[Chart and figure data]
■ ■ ■
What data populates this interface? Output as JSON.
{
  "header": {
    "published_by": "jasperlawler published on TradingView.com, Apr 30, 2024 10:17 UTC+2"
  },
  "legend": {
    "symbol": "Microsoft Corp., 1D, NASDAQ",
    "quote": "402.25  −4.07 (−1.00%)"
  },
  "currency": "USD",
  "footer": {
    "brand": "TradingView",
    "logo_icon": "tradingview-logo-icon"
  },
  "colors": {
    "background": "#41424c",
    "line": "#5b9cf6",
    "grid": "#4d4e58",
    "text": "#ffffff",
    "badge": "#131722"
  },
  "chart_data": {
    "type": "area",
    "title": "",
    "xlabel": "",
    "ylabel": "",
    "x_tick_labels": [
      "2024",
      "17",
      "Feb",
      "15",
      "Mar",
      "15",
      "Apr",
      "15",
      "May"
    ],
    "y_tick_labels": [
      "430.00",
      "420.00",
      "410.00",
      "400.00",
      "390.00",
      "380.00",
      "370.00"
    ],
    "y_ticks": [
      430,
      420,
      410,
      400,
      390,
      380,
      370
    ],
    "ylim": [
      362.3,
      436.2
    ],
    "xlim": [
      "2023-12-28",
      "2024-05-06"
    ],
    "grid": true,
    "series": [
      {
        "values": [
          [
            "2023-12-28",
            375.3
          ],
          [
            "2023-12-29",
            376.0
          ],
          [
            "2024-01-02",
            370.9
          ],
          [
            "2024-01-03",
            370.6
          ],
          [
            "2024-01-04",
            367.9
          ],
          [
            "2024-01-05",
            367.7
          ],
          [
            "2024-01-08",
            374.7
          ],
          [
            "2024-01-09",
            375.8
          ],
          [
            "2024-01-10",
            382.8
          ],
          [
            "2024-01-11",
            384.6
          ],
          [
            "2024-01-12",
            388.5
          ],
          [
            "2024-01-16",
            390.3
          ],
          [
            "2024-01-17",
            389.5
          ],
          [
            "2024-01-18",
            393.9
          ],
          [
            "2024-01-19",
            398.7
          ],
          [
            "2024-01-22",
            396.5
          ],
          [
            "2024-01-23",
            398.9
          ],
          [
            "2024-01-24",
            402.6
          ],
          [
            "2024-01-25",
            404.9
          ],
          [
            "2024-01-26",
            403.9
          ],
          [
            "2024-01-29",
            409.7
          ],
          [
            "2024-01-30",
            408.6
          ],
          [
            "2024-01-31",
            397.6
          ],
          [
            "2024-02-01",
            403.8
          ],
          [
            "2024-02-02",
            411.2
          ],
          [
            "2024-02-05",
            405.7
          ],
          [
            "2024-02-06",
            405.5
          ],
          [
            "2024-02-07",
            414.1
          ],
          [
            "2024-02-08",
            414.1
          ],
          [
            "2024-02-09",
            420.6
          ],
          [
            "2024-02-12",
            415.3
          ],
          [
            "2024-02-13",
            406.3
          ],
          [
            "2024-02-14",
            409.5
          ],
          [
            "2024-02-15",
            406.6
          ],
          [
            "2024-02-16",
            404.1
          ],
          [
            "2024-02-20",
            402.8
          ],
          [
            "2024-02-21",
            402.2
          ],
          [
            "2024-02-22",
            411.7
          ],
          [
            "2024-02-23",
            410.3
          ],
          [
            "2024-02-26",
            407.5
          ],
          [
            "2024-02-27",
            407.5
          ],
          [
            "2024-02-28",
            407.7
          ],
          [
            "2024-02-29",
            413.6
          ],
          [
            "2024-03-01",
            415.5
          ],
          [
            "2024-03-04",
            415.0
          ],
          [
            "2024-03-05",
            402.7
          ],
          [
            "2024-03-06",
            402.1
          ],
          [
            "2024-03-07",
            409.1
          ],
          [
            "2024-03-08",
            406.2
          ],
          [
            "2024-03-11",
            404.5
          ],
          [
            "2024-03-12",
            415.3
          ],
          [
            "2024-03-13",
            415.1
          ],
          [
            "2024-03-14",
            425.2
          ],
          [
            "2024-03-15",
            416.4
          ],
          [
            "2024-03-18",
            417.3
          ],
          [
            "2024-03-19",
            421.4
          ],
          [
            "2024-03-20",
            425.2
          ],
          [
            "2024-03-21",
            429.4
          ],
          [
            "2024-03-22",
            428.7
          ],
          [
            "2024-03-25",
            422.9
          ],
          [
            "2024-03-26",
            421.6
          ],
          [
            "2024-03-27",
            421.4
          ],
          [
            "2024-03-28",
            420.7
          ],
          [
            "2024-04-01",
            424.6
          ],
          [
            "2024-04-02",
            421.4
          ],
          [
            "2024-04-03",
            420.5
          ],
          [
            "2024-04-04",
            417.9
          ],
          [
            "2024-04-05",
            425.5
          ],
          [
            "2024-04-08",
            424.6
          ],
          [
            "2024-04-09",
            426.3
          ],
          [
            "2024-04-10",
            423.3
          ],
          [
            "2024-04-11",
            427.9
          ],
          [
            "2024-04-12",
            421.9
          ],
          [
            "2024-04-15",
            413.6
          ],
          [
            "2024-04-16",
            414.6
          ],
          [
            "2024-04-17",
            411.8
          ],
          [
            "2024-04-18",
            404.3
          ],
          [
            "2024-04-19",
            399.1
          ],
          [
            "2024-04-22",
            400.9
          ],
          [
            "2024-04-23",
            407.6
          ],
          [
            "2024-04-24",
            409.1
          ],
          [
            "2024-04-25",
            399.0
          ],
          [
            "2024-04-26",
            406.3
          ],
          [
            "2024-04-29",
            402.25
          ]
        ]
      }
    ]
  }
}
■ ■ ■
» **EXERCISE AIM**
Please quote every record above exactly as it appears.

» **ANSWER TO THE TASK**
What data populates this interface? Output as JSON.
{
  "header": {
    "published_by": "jasperlawler published on TradingView.com, Apr 30, 2024 10:17 UTC+2"
  },
  "legend": {
    "symbol": "Microsoft Corp., 1D, NASDAQ",
    "quote": "402.25  −4.07 (−1.00%)"
  },
  "currency": "USD",
  "footer": {
    "brand": "TradingView",
    "logo_icon": "tradingview-logo-icon"
  },
  "colors": {
    "background": "#41424c",
    "line": "#5b9cf6",
    "grid": "#4d4e58",
    "text": "#ffffff",
    "badge": "#131722"
  },
  "chart_data": {
    "type": "area",
    "title": "",
    "xlabel": "",
    "ylabel": "",
    "x_tick_labels": [
      "2024",
      "17",
      "Feb",
      "15",
      "Mar",
      "15",
      "Apr",
      "15",
      "May"
    ],
    "y_tick_labels": [
      "430.00",
      "420.00",
      "410.00",
      "400.00",
      "390.00",
      "380.00",
      "370.00"
    ],
    "y_ticks": [
      430,
      420,
      410,
      400,
      390,
      380,
      370
    ],
    "ylim": [
      362.3,
      436.2
    ],
    "xlim": [
      "2023-12-28",
      "2024-05-06"
    ],
    "grid": true,
    "series": [
      {
        "values": [
          [
            "2023-12-28",
            375.3
          ],
          [
            "2023-12-29",
            376.0
          ],
          [
            "2024-01-02",
            370.9
          ],
          [
            "2024-01-03",
            370.6
          ],
          [
            "2024-01-04",
            367.9
          ],
          [
            "2024-01-05",
            367.7
          ],
          [
            "2024-01-08",
            374.7
          ],
          [
            "2024-01-09",
            375.8
          ],
          [
            "2024-01-10",
            382.8
          ],
          [
            "2024-01-11",
            384.6
          ],
          [
            "2024-01-12",
            388.5
          ],
          [
            "2024-01-16",
            390.3
          ],
          [
            "2024-01-17",
            389.5
          ],
          [
            "2024-01-18",
            393.9
          ],
          [
            "2024-01-19",
            398.7
          ],
          [
            "2024-01-22",
            396.5
          ],
          [
            "2024-01-23",
            398.9
          ],
          [
            "2024-01-24",
            402.6
          ],
          [
            "2024-01-25",
            404.9
          ],
          [
            "2024-01-26",
            403.9
          ],
          [
            "2024-01-29",
            409.7
          ],
          [
            "2024-01-30",
            408.6
          ],
          [
            "2024-01-31",
            397.6
          ],
          [
            "2024-02-01",
            403.8
          ],
          [
            "2024-02-02",
            411.2
          ],
          [
            "2024-02-05",
            405.7
          ],
          [
            "2024-02-06",
            405.5
          ],
          [
            "2024-02-07",
            414.1
          ],
          [
            "2024-02-08",
            414.1
          ],
          [
            "2024-02-09",
            420.6
          ],
          [
            "2024-02-12",
            415.3
          ],
          [
            "2024-02-13",
            406.3
          ],
          [
            "2024-02-14",
            409.5
          ],
          [
            "2024-02-15",
            406.6
          ],
          [
            "2024-02-16",
            404.1
          ],
          [
            "2024-02-20",
            402.8
          ],
          [
            "2024-02-21",
            402.2
          ],
          [
            "2024-02-22",
            411.7
          ],
          [
            "2024-02-23",
            410.3
          ],
          [
            "2024-02-26",
            407.5
          ],
          [
            "2024-02-27",
            407.5
          ],
          [
            "2024-02-28",
            407.7
          ],
          [
            "2024-02-29",
            413.6
          ],
          [
            "2024-03-01",
            415.5
          ],
          [
            "2024-03-04",
            415.0
          ],
          [
            "2024-03-05",
            402.7
          ],
          [
            "2024-03-06",
            402.1
          ],
          [
            "2024-03-07",
            409.1
          ],
          [
            "2024-03-08",
            406.2
          ],
          [
            "2024-03-11",
            404.5
          ],
          [
            "2024-03-12",
            415.3
          ],
          [
            "2024-03-13",
            415.1
          ],
          [
            "2024-03-14",
            425.2
          ],
          [
            "2024-03-15",
            416.4
          ],
          [
            "2024-03-18",
            417.3
          ],
          [
            "2024-03-19",
            421.4
          ],
          [
            "2024-03-20",
            425.2
          ],
          [
            "2024-03-21",
            429.4
          ],
          [
            "2024-03-22",
            428.7
          ],
          [
            "2024-03-25",
            422.9
          ],
          [
            "2024-03-26",
            421.6
          ],
          [
            "2024-03-27",
            421.4
          ],
          [
            "2024-03-28",
            420.7
          ],
          [
            "2024-04-01",
            424.6
          ],
          [
            "2024-04-02",
            421.4
          ],
          [
            "2024-04-03",
            420.5
          ],
          [
            "2024-04-04",
            417.9
          ],
          [
            "2024-04-05",
            425.5
          ],
          [
            "2024-04-08",
            424.6
          ],
          [
            "2024-04-09",
            426.3
          ],
          [
            "2024-04-10",
            423.3
          ],
          [
            "2024-04-11",
            427.9
          ],
          [
            "2024-04-12",
            421.9
          ],
          [
            "2024-04-15",
            413.6
          ],
          [
            "2024-04-16",
            414.6
          ],
          [
            "2024-04-17",
            411.8
          ],
          [
            "2024-04-18",
            404.3
          ],
          [
            "2024-04-19",
            399.1
          ],
          [
            "2024-04-22",
            400.9
          ],
          [
            "2024-04-23",
            407.6
          ],
          [
            "2024-04-24",
            409.1
          ],
          [
            "2024-04-25",
            399.0
          ],
          [
            "2024-04-26",
            406.3
          ],
          [
            "2024-04-29",
            402.25
          ]
        ]
      }
    ]
  }
}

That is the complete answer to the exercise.